(Excerpts from a figure dataset)
══════════════════════════════

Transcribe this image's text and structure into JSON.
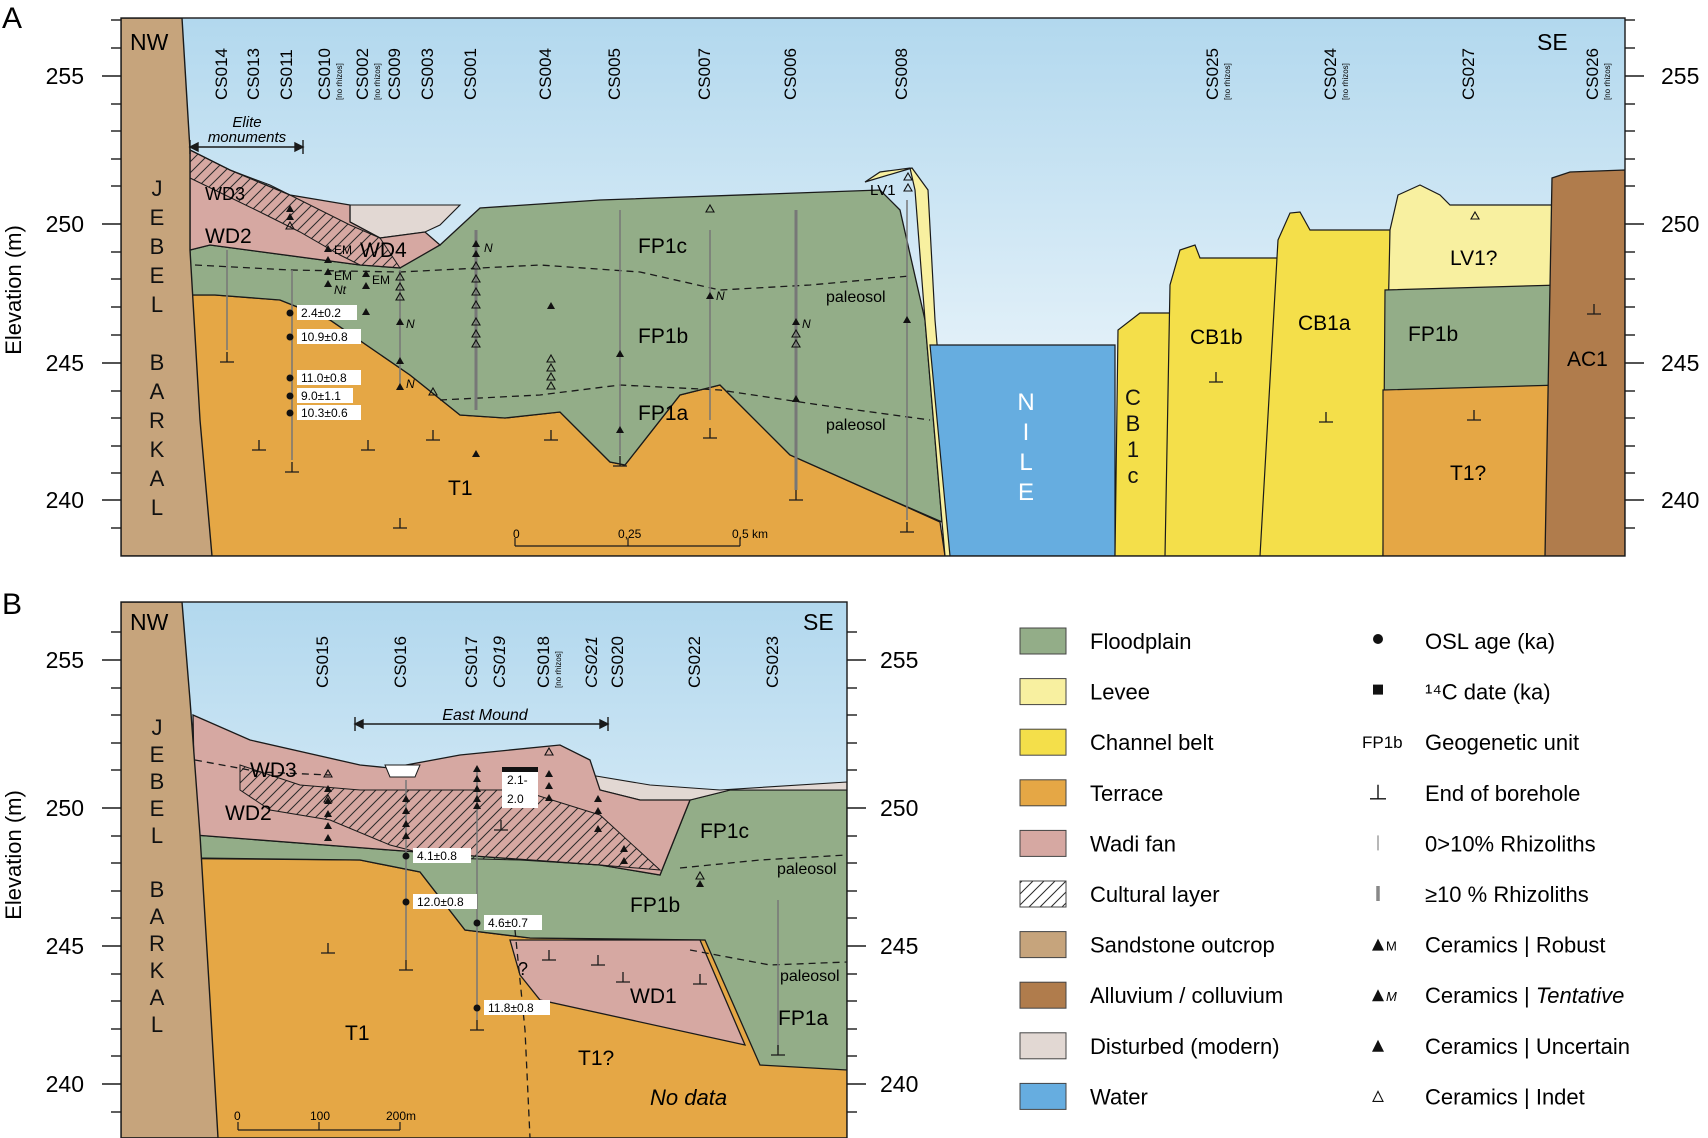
{
  "panel_a": {
    "letter": "A",
    "nw": "NW",
    "se": "SE",
    "y_axis_label": "Elevation (m)",
    "ticks": [
      "255",
      "250",
      "245",
      "240"
    ],
    "boreholes": [
      {
        "id": "CS014",
        "note": ""
      },
      {
        "id": "CS013",
        "note": ""
      },
      {
        "id": "CS011",
        "note": ""
      },
      {
        "id": "CS010",
        "note": "[no rhizos]"
      },
      {
        "id": "CS002",
        "note": "[no rhizos]"
      },
      {
        "id": "CS009",
        "note": ""
      },
      {
        "id": "CS003",
        "note": ""
      },
      {
        "id": "CS001",
        "note": ""
      },
      {
        "id": "CS004",
        "note": ""
      },
      {
        "id": "CS005",
        "note": ""
      },
      {
        "id": "CS007",
        "note": ""
      },
      {
        "id": "CS006",
        "note": ""
      },
      {
        "id": "CS008",
        "note": ""
      },
      {
        "id": "CS025",
        "note": "[no rhizos]"
      },
      {
        "id": "CS024",
        "note": "[no rhizos]"
      },
      {
        "id": "CS027",
        "note": ""
      },
      {
        "id": "CS026",
        "note": "[no rhizos]"
      }
    ],
    "jebel": [
      "J",
      "E",
      "B",
      "E",
      "L",
      "",
      "B",
      "A",
      "R",
      "K",
      "A",
      "L"
    ],
    "nile": [
      "N",
      "I",
      "L",
      "E"
    ],
    "cb1c": [
      "C",
      "B",
      "1",
      "c"
    ],
    "units": {
      "wd3": "WD3",
      "wd2": "WD2",
      "wd4": "WD4",
      "fp1c": "FP1c",
      "fp1b": "FP1b",
      "fp1a": "FP1a",
      "t1": "T1",
      "lv1": "LV1",
      "cb1b": "CB1b",
      "cb1a": "CB1a",
      "fp1b_e": "FP1b",
      "lv1q": "LV1?",
      "t1q": "T1?",
      "ac1": "AC1"
    },
    "paleosol_1": "paleosol",
    "paleosol_2": "paleosol",
    "elite": [
      "Elite",
      "monuments"
    ],
    "osl": [
      "2.4±0.2",
      "10.9±0.8",
      "11.0±0.8",
      "9.0±1.1",
      "10.3±0.6"
    ],
    "scale": {
      "s0": "0",
      "s1": "0,25",
      "s2": "0,5 km"
    },
    "ceramic_codes": {
      "em": "EM",
      "nt": "Nt",
      "n": "N"
    }
  },
  "panel_b": {
    "letter": "B",
    "nw": "NW",
    "se": "SE",
    "y_axis_label": "Elevation (m)",
    "ticks": [
      "255",
      "250",
      "245",
      "240"
    ],
    "boreholes": [
      {
        "id": "CS015",
        "note": ""
      },
      {
        "id": "CS016",
        "note": ""
      },
      {
        "id": "CS017",
        "note": ""
      },
      {
        "id": "CS019",
        "note": ""
      },
      {
        "id": "CS018",
        "note": "[no rhizos]"
      },
      {
        "id": "CS021",
        "note": ""
      },
      {
        "id": "CS020",
        "note": ""
      },
      {
        "id": "CS022",
        "note": ""
      },
      {
        "id": "CS023",
        "note": ""
      }
    ],
    "jebel": [
      "J",
      "E",
      "B",
      "E",
      "L",
      "",
      "B",
      "A",
      "R",
      "K",
      "A",
      "L"
    ],
    "units": {
      "wd3": "WD3",
      "wd2": "WD2",
      "fp1c": "FP1c",
      "fp1b": "FP1b",
      "wd1": "WD1",
      "fp1a": "FP1a",
      "t1": "T1",
      "t1q": "T1?"
    },
    "paleosol_1": "paleosol",
    "paleosol_2": "paleosol",
    "east_mound": "East Mound",
    "osl": [
      "4.1±0.8",
      "12.0±0.8",
      "4.6±0.7",
      "11.8±0.8"
    ],
    "c14": [
      "2.1-",
      "2.0"
    ],
    "question": "?",
    "no_data": "No data",
    "scale": {
      "s0": "0",
      "s1": "100",
      "s2": "200m"
    }
  },
  "legend": {
    "left": [
      {
        "label": "Floodplain",
        "color": "#93ad88"
      },
      {
        "label": "Levee",
        "color": "#f8f0a0"
      },
      {
        "label": "Channel belt",
        "color": "#f4df4a"
      },
      {
        "label": "Terrace",
        "color": "#e5a745"
      },
      {
        "label": "Wadi fan",
        "color": "#d6a8a2"
      },
      {
        "label": "Cultural layer",
        "color": "#ffffff"
      },
      {
        "label": "Sandstone outcrop",
        "color": "#c6a47c"
      },
      {
        "label": "Alluvium / colluvium",
        "color": "#b07c4c"
      },
      {
        "label": "Disturbed (modern)",
        "color": "#e2d8d3"
      },
      {
        "label": "Water",
        "color": "#66ade0"
      }
    ],
    "right": [
      {
        "symbol": "",
        "label": "OSL age (ka)"
      },
      {
        "symbol": "",
        "label": "¹⁴C date (ka)"
      },
      {
        "symbol": "FP1b",
        "label": "Geogenetic unit"
      },
      {
        "symbol": "",
        "label": "End of borehole"
      },
      {
        "symbol": "",
        "label": "0>10% Rhizoliths"
      },
      {
        "symbol": "",
        "label": "≥10 % Rhizoliths"
      },
      {
        "symbol": "M",
        "label": "Ceramics | Robust"
      },
      {
        "symbol": "M",
        "label": "Ceramics | ",
        "label_italic": "Tentative"
      },
      {
        "symbol": "",
        "label": "Ceramics | Uncertain"
      },
      {
        "symbol": "",
        "label": "Ceramics | Indet"
      }
    ]
  },
  "colors": {
    "floodplain": "#93ad88",
    "levee": "#f8f0a0",
    "channel": "#f4df4a",
    "terrace": "#e5a745",
    "wadi": "#d6a8a2",
    "sandstone": "#c6a47c",
    "alluvium": "#b07c4c",
    "disturbed": "#e2d8d3",
    "water": "#66ade0"
  }
}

══════════════════════════════

**WHAT TO WORK ON**: Give the data again exactly as written, with all pictures left out.

**ANSWER TO THE EXERCISE**:
Transcribe this image's text and structure into JSON.
{
  "panel_a": {
    "letter": "A",
    "nw": "NW",
    "se": "SE",
    "y_axis_label": "Elevation (m)",
    "ticks": [
      "255",
      "250",
      "245",
      "240"
    ],
    "boreholes": [
      {
        "id": "CS014",
        "note": ""
      },
      {
        "id": "CS013",
        "note": ""
      },
      {
        "id": "CS011",
        "note": ""
      },
      {
        "id": "CS010",
        "note": "[no rhizos]"
      },
      {
        "id": "CS002",
        "note": "[no rhizos]"
      },
      {
        "id": "CS009",
        "note": ""
      },
      {
        "id": "CS003",
        "note": ""
      },
      {
        "id": "CS001",
        "note": ""
      },
      {
        "id": "CS004",
        "note": ""
      },
      {
        "id": "CS005",
        "note": ""
      },
      {
        "id": "CS007",
        "note": ""
      },
      {
        "id": "CS006",
        "note": ""
      },
      {
        "id": "CS008",
        "note": ""
      },
      {
        "id": "CS025",
        "note": "[no rhizos]"
      },
      {
        "id": "CS024",
        "note": "[no rhizos]"
      },
      {
        "id": "CS027",
        "note": ""
      },
      {
        "id": "CS026",
        "note": "[no rhizos]"
      }
    ],
    "jebel": [
      "J",
      "E",
      "B",
      "E",
      "L",
      "",
      "B",
      "A",
      "R",
      "K",
      "A",
      "L"
    ],
    "nile": [
      "N",
      "I",
      "L",
      "E"
    ],
    "cb1c": [
      "C",
      "B",
      "1",
      "c"
    ],
    "units": {
      "wd3": "WD3",
      "wd2": "WD2",
      "wd4": "WD4",
      "fp1c": "FP1c",
      "fp1b": "FP1b",
      "fp1a": "FP1a",
      "t1": "T1",
      "lv1": "LV1",
      "cb1b": "CB1b",
      "cb1a": "CB1a",
      "fp1b_e": "FP1b",
      "lv1q": "LV1?",
      "t1q": "T1?",
      "ac1": "AC1"
    },
    "paleosol_1": "paleosol",
    "paleosol_2": "paleosol",
    "elite": [
      "Elite",
      "monuments"
    ],
    "osl": [
      "2.4±0.2",
      "10.9±0.8",
      "11.0±0.8",
      "9.0±1.1",
      "10.3±0.6"
    ],
    "scale": {
      "s0": "0",
      "s1": "0,25",
      "s2": "0,5 km"
    },
    "ceramic_codes": {
      "em": "EM",
      "nt": "Nt",
      "n": "N"
    }
  },
  "panel_b": {
    "letter": "B",
    "nw": "NW",
    "se": "SE",
    "y_axis_label": "Elevation (m)",
    "ticks": [
      "255",
      "250",
      "245",
      "240"
    ],
    "boreholes": [
      {
        "id": "CS015",
        "note": ""
      },
      {
        "id": "CS016",
        "note": ""
      },
      {
        "id": "CS017",
        "note": ""
      },
      {
        "id": "CS019",
        "note": ""
      },
      {
        "id": "CS018",
        "note": "[no rhizos]"
      },
      {
        "id": "CS021",
        "note": ""
      },
      {
        "id": "CS020",
        "note": ""
      },
      {
        "id": "CS022",
        "note": ""
      },
      {
        "id": "CS023",
        "note": ""
      }
    ],
    "jebel": [
      "J",
      "E",
      "B",
      "E",
      "L",
      "",
      "B",
      "A",
      "R",
      "K",
      "A",
      "L"
    ],
    "units": {
      "wd3": "WD3",
      "wd2": "WD2",
      "fp1c": "FP1c",
      "fp1b": "FP1b",
      "wd1": "WD1",
      "fp1a": "FP1a",
      "t1": "T1",
      "t1q": "T1?"
    },
    "paleosol_1": "paleosol",
    "paleosol_2": "paleosol",
    "east_mound": "East Mound",
    "osl": [
      "4.1±0.8",
      "12.0±0.8",
      "4.6±0.7",
      "11.8±0.8"
    ],
    "c14": [
      "2.1-",
      "2.0"
    ],
    "question": "?",
    "no_data": "No data",
    "scale": {
      "s0": "0",
      "s1": "100",
      "s2": "200m"
    }
  },
  "legend": {
    "left": [
      {
        "label": "Floodplain",
        "color": "#93ad88"
      },
      {
        "label": "Levee",
        "color": "#f8f0a0"
      },
      {
        "label": "Channel belt",
        "color": "#f4df4a"
      },
      {
        "label": "Terrace",
        "color": "#e5a745"
      },
      {
        "label": "Wadi fan",
        "color": "#d6a8a2"
      },
      {
        "label": "Cultural layer",
        "color": "#ffffff"
      },
      {
        "label": "Sandstone outcrop",
        "color": "#c6a47c"
      },
      {
        "label": "Alluvium / colluvium",
        "color": "#b07c4c"
      },
      {
        "label": "Disturbed (modern)",
        "color": "#e2d8d3"
      },
      {
        "label": "Water",
        "color": "#66ade0"
      }
    ],
    "right": [
      {
        "symbol": "",
        "label": "OSL age (ka)"
      },
      {
        "symbol": "",
        "label": "¹⁴C date (ka)"
      },
      {
        "symbol": "FP1b",
        "label": "Geogenetic unit"
      },
      {
        "symbol": "",
        "label": "End of borehole"
      },
      {
        "symbol": "",
        "label": "0>10% Rhizoliths"
      },
      {
        "symbol": "",
        "label": "≥10 % Rhizoliths"
      },
      {
        "symbol": "M",
        "label": "Ceramics | Robust"
      },
      {
        "symbol": "M",
        "label": "Ceramics | ",
        "label_italic": "Tentative"
      },
      {
        "symbol": "",
        "label": "Ceramics | Uncertain"
      },
      {
        "symbol": "",
        "label": "Ceramics | Indet"
      }
    ]
  },
  "colors": {
    "floodplain": "#93ad88",
    "levee": "#f8f0a0",
    "channel": "#f4df4a",
    "terrace": "#e5a745",
    "wadi": "#d6a8a2",
    "sandstone": "#c6a47c",
    "alluvium": "#b07c4c",
    "disturbed": "#e2d8d3",
    "water": "#66ade0"
  }
}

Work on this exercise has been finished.